* [Exercise description] Copy the part of the article on gabapentin and hair loss between "Gabapentin (Neurontin) and" and "search trend suggests.", inclusive, word for word.

* [Reading passage]
···

1. Home›
  2. Hair Loss›
  3. Drug-Induced Hair Loss›
  4. Gabapentin and Hair Loss: What the Evidence Shows

Curekey medical guide·6 min read

Gabapentin and Hair Loss: What the Evidence Shows

Does gabapentin cause hair loss? What the limited evidence suggests, how telogen effluvium fits the reported pattern, and how to raise it with your prescriber.

In this article

  1. What gabapentin and pregabalin actually do
  2. What the evidence actually shows
  3. The most likely mechanism: telogen effluvium
  4. What to actually do if you suspect a connection
  5. What is probably not gabapentin
  6. Other medications that show similar patterns
  7. When to consider a hair evaluation
  8. Related reading

Gabapentin and Hair Loss: What the Evidence Shows

Gabapentin (Neurontin) and the closely related pregabalin (Lyrica) are among the most widely prescribed medications in the United States. They are used for nerve pain, fibromyalgia, restless legs syndrome, certain seizure disorders, and increasingly for anxiety and sleep. With that kind of prescribing volume, it is not surprising that some patients on these medications notice hair shedding and start searching for a connection. Search interest in "gabapentin hair loss" has roughly doubled over the past two years, so this is clearly on people's minds. What the evidence actually says is more measured than the search trend suggests.

···

Records from a data source
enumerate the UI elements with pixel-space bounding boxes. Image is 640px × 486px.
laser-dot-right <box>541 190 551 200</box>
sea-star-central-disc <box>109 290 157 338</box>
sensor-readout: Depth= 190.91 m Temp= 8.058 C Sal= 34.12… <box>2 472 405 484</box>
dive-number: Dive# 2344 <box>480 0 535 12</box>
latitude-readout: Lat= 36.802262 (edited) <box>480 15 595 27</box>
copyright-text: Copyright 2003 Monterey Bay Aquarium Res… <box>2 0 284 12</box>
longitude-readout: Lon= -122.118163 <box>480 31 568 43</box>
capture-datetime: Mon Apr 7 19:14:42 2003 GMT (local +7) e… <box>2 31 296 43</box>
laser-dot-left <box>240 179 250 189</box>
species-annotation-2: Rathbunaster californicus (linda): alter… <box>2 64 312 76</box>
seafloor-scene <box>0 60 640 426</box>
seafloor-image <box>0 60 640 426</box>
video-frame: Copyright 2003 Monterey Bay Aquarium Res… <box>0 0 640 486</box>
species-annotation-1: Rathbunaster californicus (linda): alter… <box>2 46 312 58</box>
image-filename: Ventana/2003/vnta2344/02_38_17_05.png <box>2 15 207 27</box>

···

* [Result]
Gabapentin (Neurontin) and the closely related pregabalin (Lyrica) are among the most widely prescribed medications in the United States. They are used for nerve pain, fibromyalgia, restless legs syndrome, certain seizure disorders, and increasingly for anxiety and sleep. With that kind of prescribing volume, it is not surprising that some patients on these medications notice hair shedding and start searching for a connection. Search interest in "gabapentin hair loss" has roughly doubled over the past two years, so this is clearly on people's minds. What the evidence actually says is more measured than the search trend suggests.